Instruction:
Transcribe all records exactly.
*** Data lines
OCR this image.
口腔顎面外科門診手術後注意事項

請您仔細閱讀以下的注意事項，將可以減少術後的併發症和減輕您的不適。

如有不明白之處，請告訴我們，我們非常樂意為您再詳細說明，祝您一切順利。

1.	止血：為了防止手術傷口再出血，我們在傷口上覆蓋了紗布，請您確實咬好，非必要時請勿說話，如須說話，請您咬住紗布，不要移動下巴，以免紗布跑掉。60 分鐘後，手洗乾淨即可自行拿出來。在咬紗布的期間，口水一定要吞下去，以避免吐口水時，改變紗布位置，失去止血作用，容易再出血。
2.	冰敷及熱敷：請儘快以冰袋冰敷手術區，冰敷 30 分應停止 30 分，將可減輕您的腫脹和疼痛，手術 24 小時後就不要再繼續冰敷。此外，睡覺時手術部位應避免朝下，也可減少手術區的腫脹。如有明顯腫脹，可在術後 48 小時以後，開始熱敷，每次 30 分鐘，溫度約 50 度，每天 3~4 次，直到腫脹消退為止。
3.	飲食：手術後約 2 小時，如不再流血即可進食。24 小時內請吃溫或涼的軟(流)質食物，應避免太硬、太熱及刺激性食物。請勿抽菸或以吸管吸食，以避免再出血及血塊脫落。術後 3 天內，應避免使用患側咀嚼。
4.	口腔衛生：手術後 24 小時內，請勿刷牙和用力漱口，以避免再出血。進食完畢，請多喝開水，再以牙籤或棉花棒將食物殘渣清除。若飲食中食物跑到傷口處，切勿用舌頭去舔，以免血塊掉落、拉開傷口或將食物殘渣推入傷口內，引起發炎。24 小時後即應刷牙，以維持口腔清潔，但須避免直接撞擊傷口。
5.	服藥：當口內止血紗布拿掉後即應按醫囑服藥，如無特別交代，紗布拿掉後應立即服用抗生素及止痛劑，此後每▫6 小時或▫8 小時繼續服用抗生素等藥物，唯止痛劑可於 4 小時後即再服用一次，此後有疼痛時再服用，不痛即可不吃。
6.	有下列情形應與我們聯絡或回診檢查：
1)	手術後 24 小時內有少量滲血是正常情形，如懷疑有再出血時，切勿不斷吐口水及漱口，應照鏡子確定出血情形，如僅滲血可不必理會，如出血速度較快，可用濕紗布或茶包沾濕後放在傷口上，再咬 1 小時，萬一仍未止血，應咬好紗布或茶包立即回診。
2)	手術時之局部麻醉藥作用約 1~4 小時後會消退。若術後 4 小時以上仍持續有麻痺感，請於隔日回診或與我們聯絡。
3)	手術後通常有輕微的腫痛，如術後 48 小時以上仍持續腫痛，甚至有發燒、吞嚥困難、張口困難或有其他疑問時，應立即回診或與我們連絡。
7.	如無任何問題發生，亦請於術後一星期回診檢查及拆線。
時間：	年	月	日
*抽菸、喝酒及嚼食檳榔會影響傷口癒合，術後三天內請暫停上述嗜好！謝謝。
******
Output of the exercise:
OCR this image.
口腔顎面外科門診手術後注意事項

請您仔細閱讀以下的注意事項，將可以減少術後的併發症和減輕您的不適。

如有不明白之處，請告訴我們，我們非常樂意為您再詳細說明，祝您一切順利。

1.	止血：為了防止手術傷口再出血，我們在傷口上覆蓋了紗布，請您確實咬好，非必要時請勿說話，如須說話，請您咬住紗布，不要移動下巴，以免紗布跑掉。60 分鐘後，手洗乾淨即可自行拿出來。在咬紗布的期間，口水一定要吞下去，以避免吐口水時，改變紗布位置，失去止血作用，容易再出血。
2.	冰敷及熱敷：請儘快以冰袋冰敷手術區，冰敷 30 分應停止 30 分，將可減輕您的腫脹和疼痛，手術 24 小時後就不要再繼續冰敷。此外，睡覺時手術部位應避免朝下，也可減少手術區的腫脹。如有明顯腫脹，可在術後 48 小時以後，開始熱敷，每次 30 分鐘，溫度約 50 度，每天 3~4 次，直到腫脹消退為止。
3.	飲食：手術後約 2 小時，如不再流血即可進食。24 小時內請吃溫或涼的軟(流)質食物，應避免太硬、太熱及刺激性食物。請勿抽菸或以吸管吸食，以避免再出血及血塊脫落。術後 3 天內，應避免使用患側咀嚼。
4.	口腔衛生：手術後 24 小時內，請勿刷牙和用力漱口，以避免再出血。進食完畢，請多喝開水，再以牙籤或棉花棒將食物殘渣清除。若飲食中食物跑到傷口處，切勿用舌頭去舔，以免血塊掉落、拉開傷口或將食物殘渣推入傷口內，引起發炎。24 小時後即應刷牙，以維持口腔清潔，但須避免直接撞擊傷口。
5.	服藥：當口內止血紗布拿掉後即應按醫囑服藥，如無特別交代，紗布拿掉後應立即服用抗生素及止痛劑，此後每▫6 小時或▫8 小時繼續服用抗生素等藥物，唯止痛劑可於 4 小時後即再服用一次，此後有疼痛時再服用，不痛即可不吃。
6.	有下列情形應與我們聯絡或回診檢查：
1)	手術後 24 小時內有少量滲血是正常情形，如懷疑有再出血時，切勿不斷吐口水及漱口，應照鏡子確定出血情形，如僅滲血可不必理會，如出血速度較快，可用濕紗布或茶包沾濕後放在傷口上，再咬 1 小時，萬一仍未止血，應咬好紗布或茶包立即回診。
2)	手術時之局部麻醉藥作用約 1~4 小時後會消退。若術後 4 小時以上仍持續有麻痺感，請於隔日回診或與我們聯絡。
3)	手術後通常有輕微的腫痛，如術後 48 小時以上仍持續腫痛，甚至有發燒、吞嚥困難、張口困難或有其他疑問時，應立即回診或與我們連絡。
7.	如無任何問題發生，亦請於術後一星期回診檢查及拆線。
時間：	年	月	日
*抽菸、喝酒及嚼食檳榔會影響傷口癒合，術後三天內請暫停上述嗜好！謝謝。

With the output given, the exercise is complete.